• [Given instruction]
Give the number of lines containing the word "Advertise" and nothing more.

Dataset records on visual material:
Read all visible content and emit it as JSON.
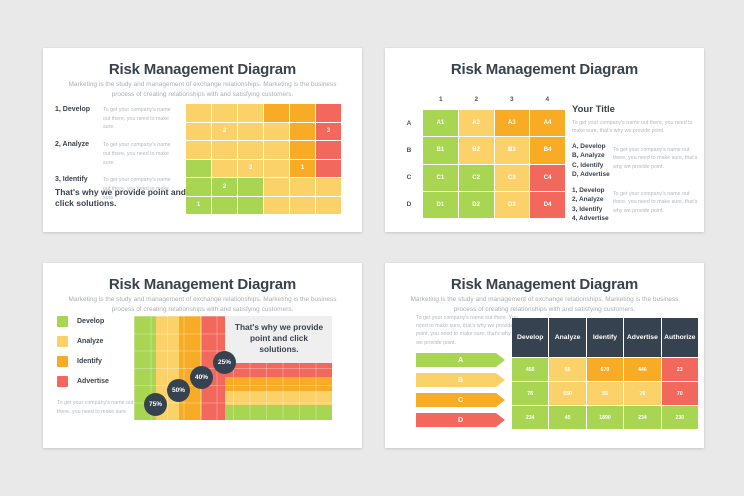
{
  "palette": {
    "green": "#A8D653",
    "yellow": "#FBD26A",
    "orange": "#F8AC26",
    "red": "#F2685C",
    "navy": "#36424F",
    "panel": "#EFEFF0"
  },
  "slides": [
    {
      "title": "Risk Management Diagram",
      "subtitle": "Marketing is the study and management of exchange relationships. Marketing is the business process of creating relationships with and satisfying customers.",
      "items": [
        {
          "label": "1, Develop",
          "desc": "To get your company's name out there, you need to make sure."
        },
        {
          "label": "2, Analyze",
          "desc": "To get your company's name out there, you need to make sure."
        },
        {
          "label": "3, Identify",
          "desc": "To get your company's name out there, you need to make sure."
        }
      ],
      "closing": "That's why we provide point and click solutions.",
      "grid": [
        [
          {
            "c": "yellow"
          },
          {
            "c": "yellow"
          },
          {
            "c": "yellow"
          },
          {
            "c": "orange"
          },
          {
            "c": "orange"
          },
          {
            "c": "red"
          }
        ],
        [
          {
            "c": "yellow"
          },
          {
            "c": "yellow",
            "t": "2"
          },
          {
            "c": "yellow"
          },
          {
            "c": "yellow"
          },
          {
            "c": "orange"
          },
          {
            "c": "red",
            "t": "3"
          }
        ],
        [
          {
            "c": "yellow"
          },
          {
            "c": "yellow"
          },
          {
            "c": "yellow"
          },
          {
            "c": "yellow"
          },
          {
            "c": "orange"
          },
          {
            "c": "red"
          }
        ],
        [
          {
            "c": "green"
          },
          {
            "c": "yellow"
          },
          {
            "c": "yellow",
            "t": "3"
          },
          {
            "c": "yellow"
          },
          {
            "c": "orange",
            "t": "1"
          },
          {
            "c": "red"
          }
        ],
        [
          {
            "c": "green"
          },
          {
            "c": "green",
            "t": "2"
          },
          {
            "c": "green"
          },
          {
            "c": "yellow"
          },
          {
            "c": "yellow"
          },
          {
            "c": "yellow"
          }
        ],
        [
          {
            "c": "green",
            "t": "1"
          },
          {
            "c": "green"
          },
          {
            "c": "green"
          },
          {
            "c": "yellow"
          },
          {
            "c": "yellow"
          },
          {
            "c": "yellow"
          }
        ]
      ]
    },
    {
      "title": "Risk Management Diagram",
      "col_headers": [
        "1",
        "2",
        "3",
        "4"
      ],
      "row_headers": [
        "A",
        "B",
        "C",
        "D"
      ],
      "grid": [
        [
          {
            "c": "green",
            "t": "A1"
          },
          {
            "c": "yellow",
            "t": "A2"
          },
          {
            "c": "orange",
            "t": "A3"
          },
          {
            "c": "orange",
            "t": "A4"
          }
        ],
        [
          {
            "c": "green",
            "t": "B1"
          },
          {
            "c": "yellow",
            "t": "B2"
          },
          {
            "c": "yellow",
            "t": "B3"
          },
          {
            "c": "orange",
            "t": "B4"
          }
        ],
        [
          {
            "c": "green",
            "t": "C1"
          },
          {
            "c": "green",
            "t": "C2"
          },
          {
            "c": "yellow",
            "t": "C3"
          },
          {
            "c": "red",
            "t": "C4"
          }
        ],
        [
          {
            "c": "green",
            "t": "D1"
          },
          {
            "c": "green",
            "t": "D2"
          },
          {
            "c": "yellow",
            "t": "D3"
          },
          {
            "c": "red",
            "t": "D4"
          }
        ]
      ],
      "heading": "Your Title",
      "intro": "To get your company's name out there, you need to make sure, that's why we provide point.",
      "groups": [
        {
          "items": "A, Develop\nB, Analyze\nC, Identify\nD, Advertise",
          "side": "To get your company's name out there, you need to make sure, that's why we provide point."
        },
        {
          "items": "1, Develop\n2, Analyze\n3, Identify\n4, Advertise",
          "side": "To get your company's name out there, you need to make sure, that's why we provide point."
        }
      ]
    },
    {
      "title": "Risk Management Diagram",
      "subtitle": "Marketing is the study and management of exchange relationships. Marketing is the business process of creating relationships with and satisfying customers.",
      "legend": [
        {
          "color": "green",
          "label": "Develop"
        },
        {
          "color": "yellow",
          "label": "Analyze"
        },
        {
          "color": "orange",
          "label": "Identify"
        },
        {
          "color": "red",
          "label": "Advertise"
        }
      ],
      "note": "To get your company's name out there, you need to make sure.",
      "chart": {
        "bands": [
          "green",
          "yellow",
          "orange",
          "red"
        ],
        "percents": [
          "75%",
          "50%",
          "40%",
          "25%"
        ],
        "panel_text": "That's why we provide point and click solutions."
      }
    },
    {
      "title": "Risk Management Diagram",
      "subtitle": "Marketing is the study and management of exchange relationships. Marketing is the business process of creating relationships with and satisfying customers.",
      "para": "To get your company's name out there. You need to make sure, that's why we provide point, you need to make sure, that's why we provide point.",
      "arrows": [
        {
          "color": "green",
          "label": "A"
        },
        {
          "color": "yellow",
          "label": "B"
        },
        {
          "color": "orange",
          "label": "C"
        },
        {
          "color": "red",
          "label": "D"
        }
      ],
      "table": {
        "headers": [
          "Develop",
          "Analyze",
          "Identify",
          "Advertise",
          "Authorize"
        ],
        "rows": [
          [
            {
              "c": "green",
              "t": "456"
            },
            {
              "c": "yellow",
              "t": "55"
            },
            {
              "c": "orange",
              "t": "670"
            },
            {
              "c": "orange",
              "t": "446"
            },
            {
              "c": "red",
              "t": "23"
            }
          ],
          [
            {
              "c": "green",
              "t": "78"
            },
            {
              "c": "yellow",
              "t": "650"
            },
            {
              "c": "yellow",
              "t": "55"
            },
            {
              "c": "yellow",
              "t": "78"
            },
            {
              "c": "red",
              "t": "70"
            }
          ],
          [
            {
              "c": "green",
              "t": "234"
            },
            {
              "c": "green",
              "t": "45"
            },
            {
              "c": "green",
              "t": "1890"
            },
            {
              "c": "green",
              "t": "234"
            },
            {
              "c": "green",
              "t": "230"
            }
          ]
        ]
      }
    }
  ]
}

• [Result for this task]
4